What the task requires >>
Identify every line in the records below that contains the word "title", and reproduce each one.

Material >>

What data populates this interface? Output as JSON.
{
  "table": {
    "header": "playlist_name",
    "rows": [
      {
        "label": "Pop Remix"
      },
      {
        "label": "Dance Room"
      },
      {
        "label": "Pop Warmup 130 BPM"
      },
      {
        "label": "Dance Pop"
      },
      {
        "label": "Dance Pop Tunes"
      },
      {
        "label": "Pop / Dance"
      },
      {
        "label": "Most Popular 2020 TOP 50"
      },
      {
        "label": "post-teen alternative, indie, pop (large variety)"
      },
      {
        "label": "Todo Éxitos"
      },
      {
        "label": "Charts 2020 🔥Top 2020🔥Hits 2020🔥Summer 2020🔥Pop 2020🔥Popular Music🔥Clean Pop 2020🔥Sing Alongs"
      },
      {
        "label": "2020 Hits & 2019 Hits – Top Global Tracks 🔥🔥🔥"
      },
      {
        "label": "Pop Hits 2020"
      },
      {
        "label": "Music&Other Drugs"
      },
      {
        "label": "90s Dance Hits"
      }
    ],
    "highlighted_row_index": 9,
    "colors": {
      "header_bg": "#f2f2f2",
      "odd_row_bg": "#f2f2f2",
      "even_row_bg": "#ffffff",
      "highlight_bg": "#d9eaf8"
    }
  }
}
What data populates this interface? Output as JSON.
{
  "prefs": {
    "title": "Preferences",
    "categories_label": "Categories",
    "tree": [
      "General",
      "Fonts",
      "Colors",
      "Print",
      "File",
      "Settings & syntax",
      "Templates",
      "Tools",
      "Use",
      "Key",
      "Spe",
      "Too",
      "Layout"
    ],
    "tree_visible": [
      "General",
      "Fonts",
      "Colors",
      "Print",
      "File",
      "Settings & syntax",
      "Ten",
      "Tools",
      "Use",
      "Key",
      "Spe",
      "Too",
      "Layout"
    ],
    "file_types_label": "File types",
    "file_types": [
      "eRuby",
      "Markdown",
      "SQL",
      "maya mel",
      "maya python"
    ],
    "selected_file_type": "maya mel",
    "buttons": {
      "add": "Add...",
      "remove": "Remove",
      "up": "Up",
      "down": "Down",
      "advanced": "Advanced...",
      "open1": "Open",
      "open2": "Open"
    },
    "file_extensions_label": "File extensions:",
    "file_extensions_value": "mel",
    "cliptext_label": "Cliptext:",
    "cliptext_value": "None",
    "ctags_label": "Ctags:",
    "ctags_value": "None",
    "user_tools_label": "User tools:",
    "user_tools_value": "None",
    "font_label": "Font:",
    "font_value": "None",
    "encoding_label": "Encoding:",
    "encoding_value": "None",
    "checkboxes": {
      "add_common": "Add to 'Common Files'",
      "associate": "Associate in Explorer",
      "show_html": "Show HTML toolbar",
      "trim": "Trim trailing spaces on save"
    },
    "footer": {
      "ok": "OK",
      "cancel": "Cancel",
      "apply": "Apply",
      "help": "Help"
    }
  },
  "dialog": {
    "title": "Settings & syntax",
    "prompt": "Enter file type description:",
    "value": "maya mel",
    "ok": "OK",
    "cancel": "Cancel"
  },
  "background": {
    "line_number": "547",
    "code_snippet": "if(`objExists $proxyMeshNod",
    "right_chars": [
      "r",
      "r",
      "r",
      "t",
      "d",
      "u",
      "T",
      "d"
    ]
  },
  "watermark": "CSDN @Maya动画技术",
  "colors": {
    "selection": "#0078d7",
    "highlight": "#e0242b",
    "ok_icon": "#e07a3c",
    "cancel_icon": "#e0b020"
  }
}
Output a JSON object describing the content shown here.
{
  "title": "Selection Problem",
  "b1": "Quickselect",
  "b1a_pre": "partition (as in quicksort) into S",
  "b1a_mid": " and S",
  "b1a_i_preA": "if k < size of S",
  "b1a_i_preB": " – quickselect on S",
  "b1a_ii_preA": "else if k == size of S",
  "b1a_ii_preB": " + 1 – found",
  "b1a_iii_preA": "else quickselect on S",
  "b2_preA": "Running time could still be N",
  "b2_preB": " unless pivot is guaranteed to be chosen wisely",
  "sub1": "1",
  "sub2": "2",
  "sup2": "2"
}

Solved problem >>
    "title": "Preferences",
    "title": "Settings & syntax",
  "title": "Selection Problem",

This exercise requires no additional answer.